## Begin

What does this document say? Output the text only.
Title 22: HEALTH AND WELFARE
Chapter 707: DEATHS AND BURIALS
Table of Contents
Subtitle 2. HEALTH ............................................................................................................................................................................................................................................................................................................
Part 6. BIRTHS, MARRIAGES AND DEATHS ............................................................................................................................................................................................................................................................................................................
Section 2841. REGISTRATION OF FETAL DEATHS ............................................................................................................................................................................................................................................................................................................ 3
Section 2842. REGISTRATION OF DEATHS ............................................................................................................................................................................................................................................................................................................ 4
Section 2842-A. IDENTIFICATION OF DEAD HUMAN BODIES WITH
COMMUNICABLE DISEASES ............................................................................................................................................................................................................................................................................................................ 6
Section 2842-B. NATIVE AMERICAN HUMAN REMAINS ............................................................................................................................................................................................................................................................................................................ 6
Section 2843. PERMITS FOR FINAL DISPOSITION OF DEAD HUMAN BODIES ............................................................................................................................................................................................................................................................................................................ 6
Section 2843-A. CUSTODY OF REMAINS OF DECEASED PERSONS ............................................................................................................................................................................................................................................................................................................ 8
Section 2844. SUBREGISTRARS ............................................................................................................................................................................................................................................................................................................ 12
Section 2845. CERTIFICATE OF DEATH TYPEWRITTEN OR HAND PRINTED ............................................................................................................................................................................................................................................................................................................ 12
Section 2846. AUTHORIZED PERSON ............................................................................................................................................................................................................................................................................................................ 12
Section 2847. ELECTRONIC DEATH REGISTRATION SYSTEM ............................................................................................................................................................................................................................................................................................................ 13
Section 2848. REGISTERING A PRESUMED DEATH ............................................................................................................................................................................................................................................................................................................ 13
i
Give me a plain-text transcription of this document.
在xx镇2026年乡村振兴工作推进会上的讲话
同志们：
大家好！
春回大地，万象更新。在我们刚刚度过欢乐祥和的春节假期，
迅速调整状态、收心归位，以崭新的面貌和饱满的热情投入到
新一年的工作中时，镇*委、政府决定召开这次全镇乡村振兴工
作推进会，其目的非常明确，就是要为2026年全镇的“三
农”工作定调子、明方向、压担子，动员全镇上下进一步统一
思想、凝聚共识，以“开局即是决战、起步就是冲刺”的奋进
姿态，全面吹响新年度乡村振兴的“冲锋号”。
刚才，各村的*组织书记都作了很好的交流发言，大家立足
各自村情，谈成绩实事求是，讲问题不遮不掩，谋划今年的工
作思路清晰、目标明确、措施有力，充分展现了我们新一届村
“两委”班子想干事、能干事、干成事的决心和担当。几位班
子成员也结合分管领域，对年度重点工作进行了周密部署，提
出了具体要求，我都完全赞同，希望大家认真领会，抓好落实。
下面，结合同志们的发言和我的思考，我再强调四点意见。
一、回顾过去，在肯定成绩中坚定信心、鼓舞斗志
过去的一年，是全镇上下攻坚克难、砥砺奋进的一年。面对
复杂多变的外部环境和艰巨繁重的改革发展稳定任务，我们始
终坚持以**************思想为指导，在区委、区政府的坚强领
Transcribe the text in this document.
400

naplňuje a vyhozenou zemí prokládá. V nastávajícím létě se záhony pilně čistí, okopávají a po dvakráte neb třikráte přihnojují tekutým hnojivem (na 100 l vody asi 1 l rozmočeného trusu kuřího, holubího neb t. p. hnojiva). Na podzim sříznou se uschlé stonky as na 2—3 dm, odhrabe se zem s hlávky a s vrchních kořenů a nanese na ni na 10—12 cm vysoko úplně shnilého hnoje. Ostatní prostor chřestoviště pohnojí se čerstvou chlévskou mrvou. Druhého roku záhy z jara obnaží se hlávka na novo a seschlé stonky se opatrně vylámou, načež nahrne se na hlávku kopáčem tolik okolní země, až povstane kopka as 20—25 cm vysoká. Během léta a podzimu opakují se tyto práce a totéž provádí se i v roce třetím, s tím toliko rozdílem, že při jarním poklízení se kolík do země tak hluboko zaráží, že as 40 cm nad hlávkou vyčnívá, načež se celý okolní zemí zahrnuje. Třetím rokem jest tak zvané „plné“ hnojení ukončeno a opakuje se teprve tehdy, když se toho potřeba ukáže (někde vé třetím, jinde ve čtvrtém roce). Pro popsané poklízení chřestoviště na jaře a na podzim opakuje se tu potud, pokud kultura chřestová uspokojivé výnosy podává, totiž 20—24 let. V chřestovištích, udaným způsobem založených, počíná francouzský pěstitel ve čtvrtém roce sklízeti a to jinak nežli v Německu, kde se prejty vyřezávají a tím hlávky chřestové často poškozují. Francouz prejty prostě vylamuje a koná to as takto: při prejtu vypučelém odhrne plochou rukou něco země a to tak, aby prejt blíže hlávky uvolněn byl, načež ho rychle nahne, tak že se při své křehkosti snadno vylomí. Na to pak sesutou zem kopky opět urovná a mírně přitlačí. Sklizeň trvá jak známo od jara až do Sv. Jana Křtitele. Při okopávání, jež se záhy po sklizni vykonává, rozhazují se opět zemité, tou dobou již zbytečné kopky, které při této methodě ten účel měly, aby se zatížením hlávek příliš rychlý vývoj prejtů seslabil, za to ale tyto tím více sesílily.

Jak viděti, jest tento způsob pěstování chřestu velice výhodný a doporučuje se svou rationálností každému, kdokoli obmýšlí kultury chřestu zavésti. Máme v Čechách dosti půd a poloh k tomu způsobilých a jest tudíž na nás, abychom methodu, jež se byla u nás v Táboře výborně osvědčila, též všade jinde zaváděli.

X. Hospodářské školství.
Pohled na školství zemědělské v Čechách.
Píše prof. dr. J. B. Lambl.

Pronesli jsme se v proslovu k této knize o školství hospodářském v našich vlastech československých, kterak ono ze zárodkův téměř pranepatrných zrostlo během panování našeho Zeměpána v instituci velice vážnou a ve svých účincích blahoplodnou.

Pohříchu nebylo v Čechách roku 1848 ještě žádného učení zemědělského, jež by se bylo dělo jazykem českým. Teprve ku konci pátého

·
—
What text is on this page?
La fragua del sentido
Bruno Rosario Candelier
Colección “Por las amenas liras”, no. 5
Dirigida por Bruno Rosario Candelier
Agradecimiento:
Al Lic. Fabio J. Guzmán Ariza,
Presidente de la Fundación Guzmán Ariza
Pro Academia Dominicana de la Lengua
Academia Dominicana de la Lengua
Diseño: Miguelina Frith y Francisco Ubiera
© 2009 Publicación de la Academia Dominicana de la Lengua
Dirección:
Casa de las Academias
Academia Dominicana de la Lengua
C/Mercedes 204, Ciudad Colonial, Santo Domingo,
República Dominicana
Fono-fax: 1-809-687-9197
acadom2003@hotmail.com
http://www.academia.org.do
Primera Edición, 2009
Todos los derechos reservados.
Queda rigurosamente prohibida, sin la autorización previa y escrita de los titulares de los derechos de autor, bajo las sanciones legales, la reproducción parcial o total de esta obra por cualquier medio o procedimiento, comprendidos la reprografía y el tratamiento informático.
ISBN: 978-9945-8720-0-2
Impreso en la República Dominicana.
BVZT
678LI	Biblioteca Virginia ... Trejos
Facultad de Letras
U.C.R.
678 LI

## End

== Objective ==
What is the number of lines in these records that contain "this"? Reply with the number only.

== Output of the exercise ==
4